[Extracted data entries]
________________________________________

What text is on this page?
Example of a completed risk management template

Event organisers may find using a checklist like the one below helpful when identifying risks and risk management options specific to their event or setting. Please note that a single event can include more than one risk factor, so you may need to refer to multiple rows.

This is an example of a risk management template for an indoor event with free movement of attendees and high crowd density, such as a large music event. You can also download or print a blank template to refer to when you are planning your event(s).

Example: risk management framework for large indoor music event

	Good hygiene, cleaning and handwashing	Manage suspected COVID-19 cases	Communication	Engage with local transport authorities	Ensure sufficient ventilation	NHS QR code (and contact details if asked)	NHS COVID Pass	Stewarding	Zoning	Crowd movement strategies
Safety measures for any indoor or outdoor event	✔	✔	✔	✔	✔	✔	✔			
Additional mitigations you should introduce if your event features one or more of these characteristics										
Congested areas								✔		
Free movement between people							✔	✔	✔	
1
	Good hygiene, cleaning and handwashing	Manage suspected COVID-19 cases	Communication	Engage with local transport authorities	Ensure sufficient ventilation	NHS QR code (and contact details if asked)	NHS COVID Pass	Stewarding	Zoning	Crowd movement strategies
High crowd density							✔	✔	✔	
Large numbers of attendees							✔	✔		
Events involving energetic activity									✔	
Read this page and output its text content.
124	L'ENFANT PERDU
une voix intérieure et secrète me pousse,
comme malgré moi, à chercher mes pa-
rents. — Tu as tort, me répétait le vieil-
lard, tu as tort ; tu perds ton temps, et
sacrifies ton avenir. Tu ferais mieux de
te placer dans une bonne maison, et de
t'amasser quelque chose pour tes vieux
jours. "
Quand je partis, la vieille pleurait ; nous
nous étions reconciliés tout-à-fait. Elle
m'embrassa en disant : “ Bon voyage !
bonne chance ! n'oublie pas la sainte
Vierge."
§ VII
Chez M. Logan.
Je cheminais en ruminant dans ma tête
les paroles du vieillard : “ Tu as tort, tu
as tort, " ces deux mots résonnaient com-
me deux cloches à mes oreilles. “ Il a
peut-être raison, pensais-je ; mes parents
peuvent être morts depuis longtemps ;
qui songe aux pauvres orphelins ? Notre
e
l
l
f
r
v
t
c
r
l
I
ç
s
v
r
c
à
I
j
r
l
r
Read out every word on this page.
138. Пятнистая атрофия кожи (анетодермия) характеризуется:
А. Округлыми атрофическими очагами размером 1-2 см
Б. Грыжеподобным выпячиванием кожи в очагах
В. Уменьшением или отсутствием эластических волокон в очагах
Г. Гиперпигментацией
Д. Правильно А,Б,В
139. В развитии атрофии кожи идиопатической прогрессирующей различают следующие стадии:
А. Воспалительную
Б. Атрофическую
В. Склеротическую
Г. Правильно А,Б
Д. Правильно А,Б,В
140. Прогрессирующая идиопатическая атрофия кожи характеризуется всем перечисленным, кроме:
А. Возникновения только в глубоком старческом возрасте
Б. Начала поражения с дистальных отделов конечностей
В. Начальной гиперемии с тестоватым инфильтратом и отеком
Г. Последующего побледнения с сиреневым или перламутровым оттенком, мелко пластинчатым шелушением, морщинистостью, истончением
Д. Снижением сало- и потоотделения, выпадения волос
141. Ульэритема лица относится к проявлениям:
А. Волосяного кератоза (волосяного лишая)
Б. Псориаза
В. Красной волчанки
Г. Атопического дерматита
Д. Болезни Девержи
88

________________________________________

Reproduce the entries above exactly.

What text is on this page?
Example of a completed risk management template

Event organisers may find using a checklist like the one below helpful when identifying risks and risk management options specific to their event or setting. Please note that a single event can include more than one risk factor, so you may need to refer to multiple rows.

This is an example of a risk management template for an indoor event with free movement of attendees and high crowd density, such as a large music event. You can also download or print a blank template to refer to when you are planning your event(s).

Example: risk management framework for large indoor music event

	Good hygiene, cleaning and handwashing	Manage suspected COVID-19 cases	Communication	Engage with local transport authorities	Ensure sufficient ventilation	NHS QR code (and contact details if asked)	NHS COVID Pass	Stewarding	Zoning	Crowd movement strategies
Safety measures for any indoor or outdoor event	✔	✔	✔	✔	✔	✔	✔			
Additional mitigations you should introduce if your event features one or more of these characteristics										
Congested areas								✔		
Free movement between people							✔	✔	✔	
1
	Good hygiene, cleaning and handwashing	Manage suspected COVID-19 cases	Communication	Engage with local transport authorities	Ensure sufficient ventilation	NHS QR code (and contact details if asked)	NHS COVID Pass	Stewarding	Zoning	Crowd movement strategies
High crowd density							✔	✔	✔	
Large numbers of attendees							✔	✔		
Events involving energetic activity									✔	
Read this page and output its text content.
124	L'ENFANT PERDU
une voix intérieure et secrète me pousse,
comme malgré moi, à chercher mes pa-
rents. — Tu as tort, me répétait le vieil-
lard, tu as tort ; tu perds ton temps, et
sacrifies ton avenir. Tu ferais mieux de
te placer dans une bonne maison, et de
t'amasser quelque chose pour tes vieux
jours. "
Quand je partis, la vieille pleurait ; nous
nous étions reconciliés tout-à-fait. Elle
m'embrassa en disant : “ Bon voyage !
bonne chance ! n'oublie pas la sainte
Vierge."
§ VII
Chez M. Logan.
Je cheminais en ruminant dans ma tête
les paroles du vieillard : “ Tu as tort, tu
as tort, " ces deux mots résonnaient com-
me deux cloches à mes oreilles. “ Il a
peut-être raison, pensais-je ; mes parents
peuvent être morts depuis longtemps ;
qui songe aux pauvres orphelins ? Notre
e
l
l
f
r
v
t
c
r
l
I
ç
s
v
r
c
à
I
j
r
l
r
Read out every word on this page.
138. Пятнистая атрофия кожи (анетодермия) характеризуется:
А. Округлыми атрофическими очагами размером 1-2 см
Б. Грыжеподобным выпячиванием кожи в очагах
В. Уменьшением или отсутствием эластических волокон в очагах
Г. Гиперпигментацией
Д. Правильно А,Б,В
139. В развитии атрофии кожи идиопатической прогрессирующей различают следующие стадии:
А. Воспалительную
Б. Атрофическую
В. Склеротическую
Г. Правильно А,Б
Д. Правильно А,Б,В
140. Прогрессирующая идиопатическая атрофия кожи характеризуется всем перечисленным, кроме:
А. Возникновения только в глубоком старческом возрасте
Б. Начала поражения с дистальных отделов конечностей
В. Начальной гиперемии с тестоватым инфильтратом и отеком
Г. Последующего побледнения с сиреневым или перламутровым оттенком, мелко пластинчатым шелушением, морщинистостью, истончением
Д. Снижением сало- и потоотделения, выпадения волос
141. Ульэритема лица относится к проявлениям:
А. Волосяного кератоза (волосяного лишая)
Б. Псориаза
В. Красной волчанки
Г. Атопического дерматита
Д. Болезни Девержи
88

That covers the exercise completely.